> Task instructions:
Copy each line of the records that holds the string "Handle".

--- Extracted entries ---

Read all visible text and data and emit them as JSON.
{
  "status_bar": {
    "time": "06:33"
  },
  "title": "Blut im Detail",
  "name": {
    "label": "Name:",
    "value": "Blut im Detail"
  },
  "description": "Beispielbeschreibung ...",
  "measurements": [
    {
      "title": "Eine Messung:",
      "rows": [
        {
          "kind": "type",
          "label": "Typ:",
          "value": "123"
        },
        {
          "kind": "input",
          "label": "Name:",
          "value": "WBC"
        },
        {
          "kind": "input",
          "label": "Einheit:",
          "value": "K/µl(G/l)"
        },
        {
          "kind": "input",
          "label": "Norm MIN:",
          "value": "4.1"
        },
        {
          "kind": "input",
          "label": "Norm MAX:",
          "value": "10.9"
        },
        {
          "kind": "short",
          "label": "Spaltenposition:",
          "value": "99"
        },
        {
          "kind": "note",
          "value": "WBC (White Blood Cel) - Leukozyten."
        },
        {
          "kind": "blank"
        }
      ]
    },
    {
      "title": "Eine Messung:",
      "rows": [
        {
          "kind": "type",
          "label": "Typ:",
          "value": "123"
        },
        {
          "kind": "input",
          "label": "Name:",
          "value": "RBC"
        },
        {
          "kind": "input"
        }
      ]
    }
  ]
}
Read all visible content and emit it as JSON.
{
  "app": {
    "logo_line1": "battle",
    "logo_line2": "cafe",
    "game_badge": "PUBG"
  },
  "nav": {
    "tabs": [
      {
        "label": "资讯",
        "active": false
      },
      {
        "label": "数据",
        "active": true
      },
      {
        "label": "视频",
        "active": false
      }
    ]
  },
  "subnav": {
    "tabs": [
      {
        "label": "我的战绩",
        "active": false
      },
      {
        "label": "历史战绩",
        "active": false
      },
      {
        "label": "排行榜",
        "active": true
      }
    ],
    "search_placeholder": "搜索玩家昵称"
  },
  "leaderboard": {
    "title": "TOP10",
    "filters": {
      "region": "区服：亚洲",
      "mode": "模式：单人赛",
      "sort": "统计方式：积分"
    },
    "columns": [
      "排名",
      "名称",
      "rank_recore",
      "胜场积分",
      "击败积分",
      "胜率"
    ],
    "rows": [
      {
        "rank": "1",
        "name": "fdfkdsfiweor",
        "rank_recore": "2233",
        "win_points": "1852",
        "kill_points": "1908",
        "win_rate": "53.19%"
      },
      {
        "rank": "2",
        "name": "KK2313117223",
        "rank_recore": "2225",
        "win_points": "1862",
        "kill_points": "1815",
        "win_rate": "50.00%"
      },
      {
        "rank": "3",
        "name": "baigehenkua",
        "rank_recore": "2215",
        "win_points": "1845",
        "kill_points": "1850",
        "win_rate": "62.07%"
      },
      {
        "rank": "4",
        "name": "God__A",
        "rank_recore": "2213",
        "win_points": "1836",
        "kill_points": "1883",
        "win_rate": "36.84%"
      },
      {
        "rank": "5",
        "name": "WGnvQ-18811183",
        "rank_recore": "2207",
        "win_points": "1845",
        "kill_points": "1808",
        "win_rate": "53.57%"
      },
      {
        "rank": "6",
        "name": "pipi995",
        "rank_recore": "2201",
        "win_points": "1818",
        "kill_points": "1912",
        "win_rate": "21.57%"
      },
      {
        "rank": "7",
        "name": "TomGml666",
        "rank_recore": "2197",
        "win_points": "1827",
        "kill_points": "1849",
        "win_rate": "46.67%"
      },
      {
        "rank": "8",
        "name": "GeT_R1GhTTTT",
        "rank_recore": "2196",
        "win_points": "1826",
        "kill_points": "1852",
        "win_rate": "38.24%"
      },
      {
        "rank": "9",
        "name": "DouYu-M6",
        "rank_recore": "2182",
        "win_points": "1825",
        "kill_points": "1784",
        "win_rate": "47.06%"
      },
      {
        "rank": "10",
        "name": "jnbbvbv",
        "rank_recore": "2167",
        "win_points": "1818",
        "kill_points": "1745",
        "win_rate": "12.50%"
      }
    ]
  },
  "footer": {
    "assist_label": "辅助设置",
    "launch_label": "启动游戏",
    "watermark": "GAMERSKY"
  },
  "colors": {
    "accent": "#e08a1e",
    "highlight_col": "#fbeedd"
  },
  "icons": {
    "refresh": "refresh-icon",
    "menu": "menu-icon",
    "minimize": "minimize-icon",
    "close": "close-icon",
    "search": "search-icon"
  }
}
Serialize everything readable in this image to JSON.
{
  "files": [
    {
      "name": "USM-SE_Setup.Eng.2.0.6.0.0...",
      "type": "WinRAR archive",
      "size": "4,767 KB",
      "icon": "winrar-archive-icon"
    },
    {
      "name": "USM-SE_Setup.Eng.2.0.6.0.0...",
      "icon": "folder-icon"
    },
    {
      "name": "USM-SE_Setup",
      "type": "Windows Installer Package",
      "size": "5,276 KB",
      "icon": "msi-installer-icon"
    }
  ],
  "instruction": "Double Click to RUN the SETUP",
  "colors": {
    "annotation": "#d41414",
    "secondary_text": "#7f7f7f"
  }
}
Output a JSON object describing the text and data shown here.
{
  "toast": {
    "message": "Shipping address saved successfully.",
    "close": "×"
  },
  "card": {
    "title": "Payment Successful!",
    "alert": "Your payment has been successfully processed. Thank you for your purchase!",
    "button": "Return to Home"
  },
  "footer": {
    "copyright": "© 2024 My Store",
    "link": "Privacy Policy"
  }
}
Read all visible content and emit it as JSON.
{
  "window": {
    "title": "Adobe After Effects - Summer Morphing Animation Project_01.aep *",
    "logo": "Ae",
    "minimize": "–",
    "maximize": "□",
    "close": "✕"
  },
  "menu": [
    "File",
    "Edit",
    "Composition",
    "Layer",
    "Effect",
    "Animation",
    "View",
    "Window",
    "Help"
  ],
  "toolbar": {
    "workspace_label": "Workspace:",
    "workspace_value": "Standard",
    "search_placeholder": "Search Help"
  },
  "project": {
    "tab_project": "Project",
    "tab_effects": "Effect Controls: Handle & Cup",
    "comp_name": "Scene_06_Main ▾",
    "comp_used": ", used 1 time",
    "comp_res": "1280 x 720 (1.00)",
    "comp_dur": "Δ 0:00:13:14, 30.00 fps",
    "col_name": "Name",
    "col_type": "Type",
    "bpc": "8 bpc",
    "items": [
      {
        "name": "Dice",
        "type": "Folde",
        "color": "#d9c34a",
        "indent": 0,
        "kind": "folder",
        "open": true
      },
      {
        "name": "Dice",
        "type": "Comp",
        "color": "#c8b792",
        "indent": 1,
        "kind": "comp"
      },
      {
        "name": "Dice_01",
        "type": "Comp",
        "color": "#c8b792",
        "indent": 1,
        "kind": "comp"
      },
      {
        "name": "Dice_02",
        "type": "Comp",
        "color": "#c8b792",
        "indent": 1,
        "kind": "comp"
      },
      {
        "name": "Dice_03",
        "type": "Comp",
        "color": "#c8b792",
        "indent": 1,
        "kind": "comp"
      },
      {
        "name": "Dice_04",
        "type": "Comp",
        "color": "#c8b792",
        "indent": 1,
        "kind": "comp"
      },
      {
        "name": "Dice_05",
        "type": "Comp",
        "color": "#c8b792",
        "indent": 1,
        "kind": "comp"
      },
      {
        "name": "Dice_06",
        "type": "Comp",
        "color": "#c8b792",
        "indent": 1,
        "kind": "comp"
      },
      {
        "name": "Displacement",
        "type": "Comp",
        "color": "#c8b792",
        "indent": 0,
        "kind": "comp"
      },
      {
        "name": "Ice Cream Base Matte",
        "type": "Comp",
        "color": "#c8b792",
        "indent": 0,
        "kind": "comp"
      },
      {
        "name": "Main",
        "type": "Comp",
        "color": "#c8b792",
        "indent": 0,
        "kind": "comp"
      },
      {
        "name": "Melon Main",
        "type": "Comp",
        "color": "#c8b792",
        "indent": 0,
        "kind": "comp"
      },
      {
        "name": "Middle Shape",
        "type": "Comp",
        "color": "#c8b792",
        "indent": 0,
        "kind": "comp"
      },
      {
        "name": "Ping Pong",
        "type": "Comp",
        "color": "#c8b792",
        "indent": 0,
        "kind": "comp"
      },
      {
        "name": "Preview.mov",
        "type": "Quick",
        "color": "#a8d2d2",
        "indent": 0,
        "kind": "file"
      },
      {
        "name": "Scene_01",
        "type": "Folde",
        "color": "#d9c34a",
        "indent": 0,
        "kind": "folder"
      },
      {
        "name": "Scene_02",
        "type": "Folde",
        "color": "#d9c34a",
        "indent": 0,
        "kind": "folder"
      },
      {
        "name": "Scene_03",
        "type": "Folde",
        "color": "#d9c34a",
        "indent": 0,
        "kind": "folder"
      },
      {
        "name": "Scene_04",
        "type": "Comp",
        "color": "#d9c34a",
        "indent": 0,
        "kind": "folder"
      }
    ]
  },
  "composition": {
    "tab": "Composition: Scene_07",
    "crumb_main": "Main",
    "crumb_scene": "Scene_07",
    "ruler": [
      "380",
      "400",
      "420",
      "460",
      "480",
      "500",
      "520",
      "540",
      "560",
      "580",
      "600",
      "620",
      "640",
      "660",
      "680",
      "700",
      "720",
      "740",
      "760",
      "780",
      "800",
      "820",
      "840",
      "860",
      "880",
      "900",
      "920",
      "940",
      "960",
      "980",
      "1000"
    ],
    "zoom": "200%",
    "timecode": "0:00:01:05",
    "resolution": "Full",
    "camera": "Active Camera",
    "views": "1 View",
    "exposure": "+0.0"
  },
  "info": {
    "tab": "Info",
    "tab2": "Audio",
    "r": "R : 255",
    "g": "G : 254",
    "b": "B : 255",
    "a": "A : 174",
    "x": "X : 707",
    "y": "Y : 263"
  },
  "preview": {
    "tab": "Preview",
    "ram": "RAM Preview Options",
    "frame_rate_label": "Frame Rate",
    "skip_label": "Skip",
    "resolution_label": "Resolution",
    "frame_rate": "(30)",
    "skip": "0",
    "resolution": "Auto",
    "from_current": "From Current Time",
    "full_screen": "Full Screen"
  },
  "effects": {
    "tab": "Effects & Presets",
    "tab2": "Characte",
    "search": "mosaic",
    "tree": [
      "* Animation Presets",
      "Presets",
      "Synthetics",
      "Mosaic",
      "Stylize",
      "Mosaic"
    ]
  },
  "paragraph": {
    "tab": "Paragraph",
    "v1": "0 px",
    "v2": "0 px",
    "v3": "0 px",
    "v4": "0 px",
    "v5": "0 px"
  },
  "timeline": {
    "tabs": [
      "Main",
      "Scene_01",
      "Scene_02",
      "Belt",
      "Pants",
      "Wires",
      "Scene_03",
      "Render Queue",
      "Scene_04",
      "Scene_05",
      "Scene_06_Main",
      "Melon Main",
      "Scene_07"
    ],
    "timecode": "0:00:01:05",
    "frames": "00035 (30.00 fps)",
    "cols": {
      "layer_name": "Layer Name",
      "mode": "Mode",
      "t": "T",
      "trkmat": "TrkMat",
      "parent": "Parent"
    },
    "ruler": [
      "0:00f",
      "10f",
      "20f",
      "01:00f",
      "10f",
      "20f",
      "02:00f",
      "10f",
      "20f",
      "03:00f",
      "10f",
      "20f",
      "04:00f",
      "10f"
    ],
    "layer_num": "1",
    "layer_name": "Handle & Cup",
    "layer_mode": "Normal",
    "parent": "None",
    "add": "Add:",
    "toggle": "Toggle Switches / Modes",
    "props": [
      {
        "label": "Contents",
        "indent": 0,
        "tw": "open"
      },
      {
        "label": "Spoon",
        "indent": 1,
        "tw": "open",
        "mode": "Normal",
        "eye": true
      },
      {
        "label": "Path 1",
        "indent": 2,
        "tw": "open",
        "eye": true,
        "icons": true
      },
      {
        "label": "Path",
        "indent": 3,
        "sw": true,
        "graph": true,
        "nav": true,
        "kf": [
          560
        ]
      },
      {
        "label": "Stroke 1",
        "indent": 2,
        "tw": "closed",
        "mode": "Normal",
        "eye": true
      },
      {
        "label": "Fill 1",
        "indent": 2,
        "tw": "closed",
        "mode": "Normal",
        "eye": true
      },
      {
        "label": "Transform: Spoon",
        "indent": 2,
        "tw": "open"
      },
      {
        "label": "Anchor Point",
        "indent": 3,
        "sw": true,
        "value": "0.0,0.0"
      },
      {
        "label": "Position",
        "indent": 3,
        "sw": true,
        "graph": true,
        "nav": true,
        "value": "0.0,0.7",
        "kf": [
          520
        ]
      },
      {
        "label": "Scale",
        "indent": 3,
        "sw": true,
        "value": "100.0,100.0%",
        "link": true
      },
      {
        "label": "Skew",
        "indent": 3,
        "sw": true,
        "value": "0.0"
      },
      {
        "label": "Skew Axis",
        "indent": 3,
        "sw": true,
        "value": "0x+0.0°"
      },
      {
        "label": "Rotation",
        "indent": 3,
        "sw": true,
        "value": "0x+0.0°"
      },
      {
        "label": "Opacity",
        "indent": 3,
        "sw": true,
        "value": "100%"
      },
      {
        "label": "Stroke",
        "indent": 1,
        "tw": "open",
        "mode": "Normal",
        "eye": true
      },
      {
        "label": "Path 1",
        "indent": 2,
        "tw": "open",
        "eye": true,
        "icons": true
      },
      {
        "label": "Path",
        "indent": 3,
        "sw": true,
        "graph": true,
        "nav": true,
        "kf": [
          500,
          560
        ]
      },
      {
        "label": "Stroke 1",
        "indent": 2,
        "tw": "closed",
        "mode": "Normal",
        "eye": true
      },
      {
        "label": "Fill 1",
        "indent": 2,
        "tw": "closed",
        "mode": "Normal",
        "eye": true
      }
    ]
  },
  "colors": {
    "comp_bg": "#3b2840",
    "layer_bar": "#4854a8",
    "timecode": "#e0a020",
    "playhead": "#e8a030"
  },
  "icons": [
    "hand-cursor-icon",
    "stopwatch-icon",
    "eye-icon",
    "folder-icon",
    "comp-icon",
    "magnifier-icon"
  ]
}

---

> Solved exercise:
    "tab_effects": "Effect Controls: Handle & Cup",
    "layer_name": "Handle & Cup",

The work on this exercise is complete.